----- DATASET ENTRIES -----
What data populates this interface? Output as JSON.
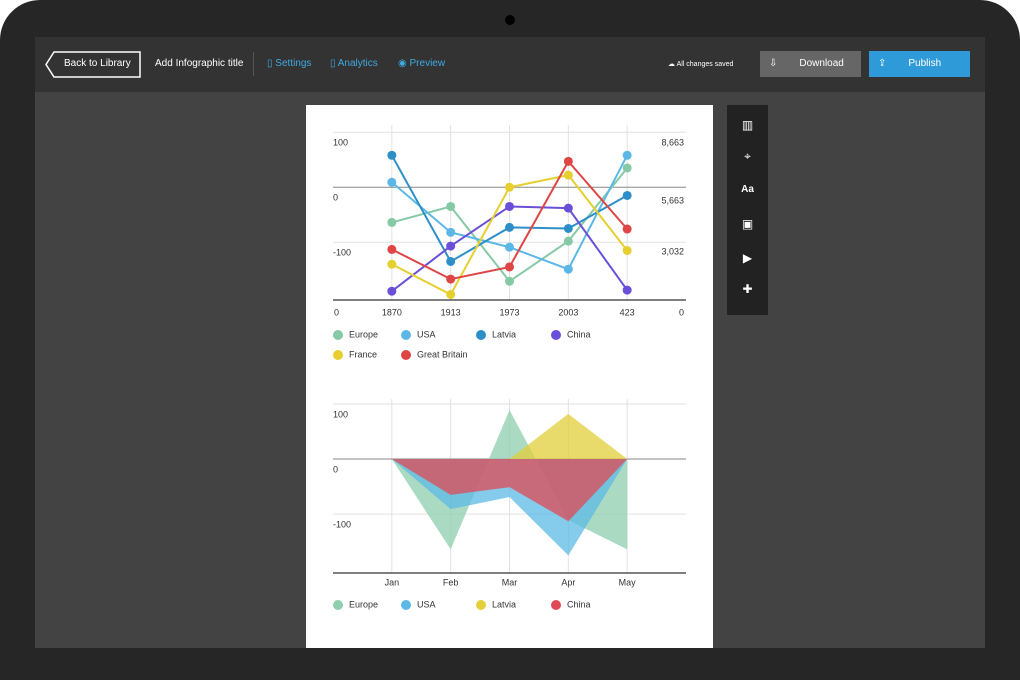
{
  "toolbar": {
    "back": "Back to Library",
    "title": "Add Infographic title",
    "settings": "Settings",
    "analytics": "Analytics",
    "preview": "Preview",
    "status": "All changes saved",
    "download": "Download",
    "publish": "Publish"
  },
  "chart_data": [
    {
      "type": "line",
      "categories": [
        "1870",
        "1913",
        "1973",
        "2003",
        "423"
      ],
      "axis_corner_labels": [
        "0",
        "0"
      ],
      "ylim": [
        -205,
        104
      ],
      "yticks": [
        100,
        0,
        -100
      ],
      "y2lim": [
        0,
        8766
      ],
      "y2ticks": [
        {
          "value": 8663,
          "label": "8,663"
        },
        {
          "value": 5663,
          "label": "5,663"
        },
        {
          "value": 3032,
          "label": "3,032"
        }
      ],
      "series": [
        {
          "name": "Europe",
          "color": "#86c9a6",
          "values": [
            -64,
            -35,
            -171,
            -98,
            35
          ]
        },
        {
          "name": "USA",
          "color": "#5bb8e6",
          "values": [
            9,
            -82,
            -109,
            -149,
            58
          ]
        },
        {
          "name": "Latvia",
          "color": "#2e8fc8",
          "values": [
            58,
            -135,
            -73,
            -75,
            -15
          ]
        },
        {
          "name": "China",
          "color": "#6a4fd8",
          "values": [
            -189,
            -107,
            -35,
            -38,
            -187
          ]
        },
        {
          "name": "France",
          "color": "#e6cf2e",
          "values": [
            -140,
            -195,
            0,
            22,
            -115
          ]
        },
        {
          "name": "Great Britain",
          "color": "#e04545",
          "values": [
            -113,
            -167,
            -145,
            47,
            -76
          ]
        }
      ]
    },
    {
      "type": "area",
      "categories": [
        "Jan",
        "Feb",
        "Mar",
        "Apr",
        "May"
      ],
      "ylim": [
        -207,
        100
      ],
      "yticks": [
        100,
        0,
        -100
      ],
      "series": [
        {
          "name": "Europe",
          "color": "#8ecfae",
          "values": [
            0,
            -164,
            89,
            -111,
            -164
          ]
        },
        {
          "name": "USA",
          "color": "#5cb9e6",
          "values": [
            0,
            -91,
            -69,
            -175,
            0
          ]
        },
        {
          "name": "Latvia",
          "color": "#e2cf3a",
          "values": [
            0,
            0,
            0,
            82,
            0
          ]
        },
        {
          "name": "China",
          "color": "#e04a55",
          "values": [
            0,
            -65,
            -51,
            -113,
            0
          ]
        }
      ]
    }
  ]
}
-----
### GIVEN INSTRUCTION
From the listing above, return each line with the word "color".

### RESPONSE BELOW
          "color": "#86c9a6",
          "color": "#5bb8e6",
          "color": "#2e8fc8",
          "color": "#6a4fd8",
          "color": "#e6cf2e",
          "color": "#e04545",
          "color": "#8ecfae",
          "color": "#5cb9e6",
          "color": "#e2cf3a",
          "color": "#e04a55",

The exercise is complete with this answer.